**THE EXERCISE**
Rename "body-line" to "text-line" everywhere it occurs in the lines below, and reproduce everything else without change.

**MATERIALS PROVIDED**
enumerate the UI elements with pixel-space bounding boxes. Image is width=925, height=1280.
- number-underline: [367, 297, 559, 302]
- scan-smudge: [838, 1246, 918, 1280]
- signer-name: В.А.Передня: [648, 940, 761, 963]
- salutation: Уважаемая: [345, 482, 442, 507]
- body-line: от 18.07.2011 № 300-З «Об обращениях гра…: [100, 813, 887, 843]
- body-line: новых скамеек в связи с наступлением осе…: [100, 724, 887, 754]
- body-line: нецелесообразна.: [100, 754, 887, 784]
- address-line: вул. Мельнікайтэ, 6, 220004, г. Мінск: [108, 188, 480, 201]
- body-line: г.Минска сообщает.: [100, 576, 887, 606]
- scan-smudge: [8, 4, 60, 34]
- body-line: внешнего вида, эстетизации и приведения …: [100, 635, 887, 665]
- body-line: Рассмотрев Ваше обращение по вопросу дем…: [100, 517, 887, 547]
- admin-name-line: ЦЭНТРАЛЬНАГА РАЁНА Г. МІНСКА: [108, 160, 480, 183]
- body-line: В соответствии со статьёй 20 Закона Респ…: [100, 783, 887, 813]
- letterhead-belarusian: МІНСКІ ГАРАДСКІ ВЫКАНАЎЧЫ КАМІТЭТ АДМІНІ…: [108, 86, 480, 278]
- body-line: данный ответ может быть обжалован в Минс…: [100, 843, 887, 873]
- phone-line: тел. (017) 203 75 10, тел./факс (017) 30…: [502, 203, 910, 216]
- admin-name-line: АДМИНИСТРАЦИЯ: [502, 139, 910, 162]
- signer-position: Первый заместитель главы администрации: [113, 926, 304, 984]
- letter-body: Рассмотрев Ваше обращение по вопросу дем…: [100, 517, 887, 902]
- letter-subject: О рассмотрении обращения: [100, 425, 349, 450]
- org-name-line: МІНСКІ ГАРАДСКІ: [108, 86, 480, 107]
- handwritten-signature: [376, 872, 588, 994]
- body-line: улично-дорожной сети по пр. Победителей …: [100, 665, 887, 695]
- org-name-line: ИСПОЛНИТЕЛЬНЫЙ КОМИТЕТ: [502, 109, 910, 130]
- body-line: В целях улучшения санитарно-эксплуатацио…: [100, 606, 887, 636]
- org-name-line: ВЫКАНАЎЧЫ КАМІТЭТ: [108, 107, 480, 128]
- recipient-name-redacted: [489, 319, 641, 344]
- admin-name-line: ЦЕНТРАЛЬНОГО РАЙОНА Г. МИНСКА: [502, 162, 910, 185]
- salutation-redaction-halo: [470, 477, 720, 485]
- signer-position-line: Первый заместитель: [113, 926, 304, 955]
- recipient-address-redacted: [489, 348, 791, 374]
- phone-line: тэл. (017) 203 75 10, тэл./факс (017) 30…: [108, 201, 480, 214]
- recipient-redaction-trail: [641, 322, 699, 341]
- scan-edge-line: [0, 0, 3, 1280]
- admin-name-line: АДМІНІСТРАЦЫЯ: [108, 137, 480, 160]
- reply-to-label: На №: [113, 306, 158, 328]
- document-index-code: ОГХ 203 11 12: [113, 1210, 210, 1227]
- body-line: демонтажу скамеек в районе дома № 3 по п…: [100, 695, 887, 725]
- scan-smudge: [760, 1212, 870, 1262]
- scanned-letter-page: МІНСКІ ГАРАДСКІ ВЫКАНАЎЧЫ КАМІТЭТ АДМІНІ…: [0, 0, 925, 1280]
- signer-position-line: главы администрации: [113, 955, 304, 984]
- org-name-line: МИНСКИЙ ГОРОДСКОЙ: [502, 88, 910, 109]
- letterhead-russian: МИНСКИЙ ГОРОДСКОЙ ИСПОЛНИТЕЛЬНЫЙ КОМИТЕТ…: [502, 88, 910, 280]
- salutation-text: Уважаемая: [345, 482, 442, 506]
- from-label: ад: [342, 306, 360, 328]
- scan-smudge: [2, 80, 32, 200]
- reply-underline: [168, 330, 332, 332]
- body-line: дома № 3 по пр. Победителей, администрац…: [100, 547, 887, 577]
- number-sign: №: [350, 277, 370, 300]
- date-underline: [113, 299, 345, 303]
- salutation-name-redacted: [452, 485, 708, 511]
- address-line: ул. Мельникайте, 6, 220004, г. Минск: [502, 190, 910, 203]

**FULL SOLUTION**
enumerate the UI elements with pixel-space bounding boxes. Image is width=925, height=1280.
- number-underline: [367, 297, 559, 302]
- scan-smudge: [838, 1246, 918, 1280]
- signer-name: В.А.Передня: [648, 940, 761, 963]
- salutation: Уважаемая: [345, 482, 442, 507]
- text-line: от 18.07.2011 № 300-З «Об обращениях гра…: [100, 813, 887, 843]
- text-line: новых скамеек в связи с наступлением осе…: [100, 724, 887, 754]
- text-line: нецелесообразна.: [100, 754, 887, 784]
- address-line: вул. Мельнікайтэ, 6, 220004, г. Мінск: [108, 188, 480, 201]
- text-line: г.Минска сообщает.: [100, 576, 887, 606]
- scan-smudge: [8, 4, 60, 34]
- text-line: внешнего вида, эстетизации и приведения …: [100, 635, 887, 665]
- text-line: Рассмотрев Ваше обращение по вопросу дем…: [100, 517, 887, 547]
- admin-name-line: ЦЭНТРАЛЬНАГА РАЁНА Г. МІНСКА: [108, 160, 480, 183]
- text-line: В соответствии со статьёй 20 Закона Респ…: [100, 783, 887, 813]
- letterhead-belarusian: МІНСКІ ГАРАДСКІ ВЫКАНАЎЧЫ КАМІТЭТ АДМІНІ…: [108, 86, 480, 278]
- text-line: данный ответ может быть обжалован в Минс…: [100, 843, 887, 873]
- phone-line: тел. (017) 203 75 10, тел./факс (017) 30…: [502, 203, 910, 216]
- admin-name-line: АДМИНИСТРАЦИЯ: [502, 139, 910, 162]
- signer-position: Первый заместитель главы администрации: [113, 926, 304, 984]
- letter-body: Рассмотрев Ваше обращение по вопросу дем…: [100, 517, 887, 902]
- letter-subject: О рассмотрении обращения: [100, 425, 349, 450]
- org-name-line: МІНСКІ ГАРАДСКІ: [108, 86, 480, 107]
- handwritten-signature: [376, 872, 588, 994]
- text-line: улично-дорожной сети по пр. Победителей …: [100, 665, 887, 695]
- org-name-line: ИСПОЛНИТЕЛЬНЫЙ КОМИТЕТ: [502, 109, 910, 130]
- text-line: В целях улучшения санитарно-эксплуатацио…: [100, 606, 887, 636]
- org-name-line: ВЫКАНАЎЧЫ КАМІТЭТ: [108, 107, 480, 128]
- recipient-name-redacted: [489, 319, 641, 344]
- admin-name-line: ЦЕНТРАЛЬНОГО РАЙОНА Г. МИНСКА: [502, 162, 910, 185]
- salutation-redaction-halo: [470, 477, 720, 485]
- signer-position-line: Первый заместитель: [113, 926, 304, 955]
- recipient-address-redacted: [489, 348, 791, 374]
- phone-line: тэл. (017) 203 75 10, тэл./факс (017) 30…: [108, 201, 480, 214]
- recipient-redaction-trail: [641, 322, 699, 341]
- scan-edge-line: [0, 0, 3, 1280]
- admin-name-line: АДМІНІСТРАЦЫЯ: [108, 137, 480, 160]
- reply-to-label: На №: [113, 306, 158, 328]
- document-index-code: ОГХ 203 11 12: [113, 1210, 210, 1227]
- text-line: демонтажу скамеек в районе дома № 3 по п…: [100, 695, 887, 725]
- scan-smudge: [760, 1212, 870, 1262]
- scanned-letter-page: МІНСКІ ГАРАДСКІ ВЫКАНАЎЧЫ КАМІТЭТ АДМІНІ…: [0, 0, 925, 1280]
- signer-position-line: главы администрации: [113, 955, 304, 984]
- org-name-line: МИНСКИЙ ГОРОДСКОЙ: [502, 88, 910, 109]
- letterhead-russian: МИНСКИЙ ГОРОДСКОЙ ИСПОЛНИТЕЛЬНЫЙ КОМИТЕТ…: [502, 88, 910, 280]
- salutation-text: Уважаемая: [345, 482, 442, 506]
- from-label: ад: [342, 306, 360, 328]
- scan-smudge: [2, 80, 32, 200]
- reply-underline: [168, 330, 332, 332]
- text-line: дома № 3 по пр. Победителей, администрац…: [100, 547, 887, 577]
- number-sign: №: [350, 277, 370, 300]
- date-underline: [113, 299, 345, 303]
- salutation-name-redacted: [452, 485, 708, 511]
- address-line: ул. Мельникайте, 6, 220004, г. Минск: [502, 190, 910, 203]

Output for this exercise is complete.